WHAT IS BEING ASKED =
Compile every line that includes the word "with".

** Begin INFORMATION SUPPLIED **

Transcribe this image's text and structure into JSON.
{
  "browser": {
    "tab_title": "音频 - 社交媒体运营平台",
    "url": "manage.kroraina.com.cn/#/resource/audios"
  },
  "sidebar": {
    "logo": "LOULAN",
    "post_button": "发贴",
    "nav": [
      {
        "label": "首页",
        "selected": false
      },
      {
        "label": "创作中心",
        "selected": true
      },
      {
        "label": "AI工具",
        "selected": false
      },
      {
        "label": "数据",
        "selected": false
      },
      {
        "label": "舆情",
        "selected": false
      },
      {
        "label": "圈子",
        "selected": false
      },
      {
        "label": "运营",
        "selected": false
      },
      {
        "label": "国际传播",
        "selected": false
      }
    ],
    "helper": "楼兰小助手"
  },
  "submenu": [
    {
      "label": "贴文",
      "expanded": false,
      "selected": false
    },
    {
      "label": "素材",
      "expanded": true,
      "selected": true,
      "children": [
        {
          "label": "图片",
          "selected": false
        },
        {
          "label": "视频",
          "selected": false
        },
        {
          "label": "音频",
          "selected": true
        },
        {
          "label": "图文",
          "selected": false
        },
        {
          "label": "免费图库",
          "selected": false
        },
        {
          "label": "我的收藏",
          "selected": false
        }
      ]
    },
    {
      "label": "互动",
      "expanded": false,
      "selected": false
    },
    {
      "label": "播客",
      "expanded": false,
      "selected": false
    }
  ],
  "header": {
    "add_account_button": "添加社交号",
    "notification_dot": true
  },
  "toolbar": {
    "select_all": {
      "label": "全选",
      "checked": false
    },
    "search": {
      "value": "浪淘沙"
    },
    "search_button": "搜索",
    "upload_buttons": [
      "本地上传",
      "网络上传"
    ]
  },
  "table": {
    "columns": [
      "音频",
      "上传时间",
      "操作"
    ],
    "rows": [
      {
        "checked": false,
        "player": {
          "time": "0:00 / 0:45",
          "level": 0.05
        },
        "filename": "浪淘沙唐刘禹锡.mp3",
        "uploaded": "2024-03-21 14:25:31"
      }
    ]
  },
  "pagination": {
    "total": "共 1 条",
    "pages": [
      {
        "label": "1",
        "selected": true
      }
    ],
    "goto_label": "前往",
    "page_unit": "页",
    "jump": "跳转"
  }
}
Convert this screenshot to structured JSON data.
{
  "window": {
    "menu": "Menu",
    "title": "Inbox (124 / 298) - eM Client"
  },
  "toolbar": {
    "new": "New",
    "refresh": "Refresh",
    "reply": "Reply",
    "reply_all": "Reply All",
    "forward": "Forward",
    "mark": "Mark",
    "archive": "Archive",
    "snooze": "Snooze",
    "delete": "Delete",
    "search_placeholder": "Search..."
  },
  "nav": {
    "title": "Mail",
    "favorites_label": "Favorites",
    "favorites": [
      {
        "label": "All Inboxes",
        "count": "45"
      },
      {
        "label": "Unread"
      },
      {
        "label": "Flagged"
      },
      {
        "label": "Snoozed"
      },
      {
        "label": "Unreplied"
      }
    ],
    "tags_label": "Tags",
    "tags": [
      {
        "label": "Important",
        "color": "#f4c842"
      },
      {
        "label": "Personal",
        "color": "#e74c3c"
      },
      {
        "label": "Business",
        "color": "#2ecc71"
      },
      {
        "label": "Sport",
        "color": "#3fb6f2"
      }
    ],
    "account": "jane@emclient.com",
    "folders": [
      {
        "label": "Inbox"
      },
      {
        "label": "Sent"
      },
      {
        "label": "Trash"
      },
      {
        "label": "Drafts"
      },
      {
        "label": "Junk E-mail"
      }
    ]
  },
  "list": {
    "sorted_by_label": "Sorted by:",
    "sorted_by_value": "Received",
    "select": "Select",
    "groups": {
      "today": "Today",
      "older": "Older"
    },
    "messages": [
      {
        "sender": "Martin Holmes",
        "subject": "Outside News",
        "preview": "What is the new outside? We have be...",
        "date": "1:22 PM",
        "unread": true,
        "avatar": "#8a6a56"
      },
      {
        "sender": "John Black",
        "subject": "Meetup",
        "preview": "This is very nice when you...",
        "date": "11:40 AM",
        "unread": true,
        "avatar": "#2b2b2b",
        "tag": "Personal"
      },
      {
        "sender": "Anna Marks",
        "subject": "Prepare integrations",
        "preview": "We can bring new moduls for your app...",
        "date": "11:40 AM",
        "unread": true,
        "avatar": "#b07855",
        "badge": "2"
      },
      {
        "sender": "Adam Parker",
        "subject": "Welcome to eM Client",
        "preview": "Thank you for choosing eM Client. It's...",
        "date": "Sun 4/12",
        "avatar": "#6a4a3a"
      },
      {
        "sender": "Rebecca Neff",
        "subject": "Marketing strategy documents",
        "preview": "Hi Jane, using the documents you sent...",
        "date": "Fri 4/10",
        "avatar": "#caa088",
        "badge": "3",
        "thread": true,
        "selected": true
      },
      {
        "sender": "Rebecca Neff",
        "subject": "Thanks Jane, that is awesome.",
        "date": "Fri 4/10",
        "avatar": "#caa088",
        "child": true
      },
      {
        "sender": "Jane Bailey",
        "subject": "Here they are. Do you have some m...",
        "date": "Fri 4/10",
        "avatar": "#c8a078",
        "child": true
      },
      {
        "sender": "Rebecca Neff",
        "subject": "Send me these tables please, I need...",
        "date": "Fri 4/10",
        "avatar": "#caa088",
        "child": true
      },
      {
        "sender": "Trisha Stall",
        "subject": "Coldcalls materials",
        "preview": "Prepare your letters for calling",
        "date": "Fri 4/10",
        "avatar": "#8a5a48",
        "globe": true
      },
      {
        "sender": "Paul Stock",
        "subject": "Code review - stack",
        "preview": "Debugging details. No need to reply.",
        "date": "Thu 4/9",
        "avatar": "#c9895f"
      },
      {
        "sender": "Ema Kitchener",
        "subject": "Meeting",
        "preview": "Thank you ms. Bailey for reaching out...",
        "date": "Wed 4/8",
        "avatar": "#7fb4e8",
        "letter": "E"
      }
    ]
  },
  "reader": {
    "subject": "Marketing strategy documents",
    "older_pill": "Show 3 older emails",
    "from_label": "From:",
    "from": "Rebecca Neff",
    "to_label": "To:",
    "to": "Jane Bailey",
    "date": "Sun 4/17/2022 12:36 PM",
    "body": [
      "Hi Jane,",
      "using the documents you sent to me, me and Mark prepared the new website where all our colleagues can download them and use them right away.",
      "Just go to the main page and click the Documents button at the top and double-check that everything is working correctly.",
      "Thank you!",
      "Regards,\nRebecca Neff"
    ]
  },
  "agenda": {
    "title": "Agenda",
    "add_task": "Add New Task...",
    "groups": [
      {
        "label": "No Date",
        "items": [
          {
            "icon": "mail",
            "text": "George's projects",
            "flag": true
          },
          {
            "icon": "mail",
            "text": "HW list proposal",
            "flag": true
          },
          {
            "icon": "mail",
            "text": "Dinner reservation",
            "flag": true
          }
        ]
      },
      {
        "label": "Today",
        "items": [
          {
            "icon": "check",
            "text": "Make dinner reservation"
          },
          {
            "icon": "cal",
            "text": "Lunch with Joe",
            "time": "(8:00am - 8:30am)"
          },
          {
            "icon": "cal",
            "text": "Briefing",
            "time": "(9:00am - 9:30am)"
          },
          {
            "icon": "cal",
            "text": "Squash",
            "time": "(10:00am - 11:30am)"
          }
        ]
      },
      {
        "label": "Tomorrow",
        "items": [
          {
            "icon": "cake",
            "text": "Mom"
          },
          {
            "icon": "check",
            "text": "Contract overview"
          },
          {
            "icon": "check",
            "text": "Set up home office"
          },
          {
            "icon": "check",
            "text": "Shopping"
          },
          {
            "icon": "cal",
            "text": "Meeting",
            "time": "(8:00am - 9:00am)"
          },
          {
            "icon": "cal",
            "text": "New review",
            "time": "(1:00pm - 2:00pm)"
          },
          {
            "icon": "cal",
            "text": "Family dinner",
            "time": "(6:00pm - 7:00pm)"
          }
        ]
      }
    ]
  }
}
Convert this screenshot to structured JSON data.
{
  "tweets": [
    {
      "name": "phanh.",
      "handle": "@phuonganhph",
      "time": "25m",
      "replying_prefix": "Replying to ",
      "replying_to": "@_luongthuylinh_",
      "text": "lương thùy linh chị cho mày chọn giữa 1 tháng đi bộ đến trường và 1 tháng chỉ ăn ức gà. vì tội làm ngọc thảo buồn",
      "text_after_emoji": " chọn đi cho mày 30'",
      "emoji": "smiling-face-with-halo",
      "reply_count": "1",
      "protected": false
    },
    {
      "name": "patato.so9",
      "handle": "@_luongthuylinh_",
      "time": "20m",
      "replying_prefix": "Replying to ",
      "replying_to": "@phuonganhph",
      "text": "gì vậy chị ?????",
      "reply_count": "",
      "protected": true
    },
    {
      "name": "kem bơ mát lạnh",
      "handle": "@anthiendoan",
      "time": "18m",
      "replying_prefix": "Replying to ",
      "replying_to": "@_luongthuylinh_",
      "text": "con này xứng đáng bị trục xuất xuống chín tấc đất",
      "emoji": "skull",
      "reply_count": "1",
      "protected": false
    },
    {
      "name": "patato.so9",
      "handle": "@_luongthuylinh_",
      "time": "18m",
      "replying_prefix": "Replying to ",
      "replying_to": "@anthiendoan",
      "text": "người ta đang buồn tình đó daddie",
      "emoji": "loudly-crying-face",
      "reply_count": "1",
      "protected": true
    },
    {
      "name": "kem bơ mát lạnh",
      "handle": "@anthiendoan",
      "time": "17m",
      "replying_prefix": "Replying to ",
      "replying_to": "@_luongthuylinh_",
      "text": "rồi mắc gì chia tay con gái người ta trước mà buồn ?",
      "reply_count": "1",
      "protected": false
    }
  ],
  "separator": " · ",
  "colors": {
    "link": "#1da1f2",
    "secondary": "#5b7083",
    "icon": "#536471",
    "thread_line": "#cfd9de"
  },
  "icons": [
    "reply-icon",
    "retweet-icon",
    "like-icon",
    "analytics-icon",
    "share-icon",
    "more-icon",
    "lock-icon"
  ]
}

** End INFORMATION SUPPLIED **

FULL RESPONSE =
            "text": "Lunch with Joe",
      "emoji": "smiling-face-with-halo",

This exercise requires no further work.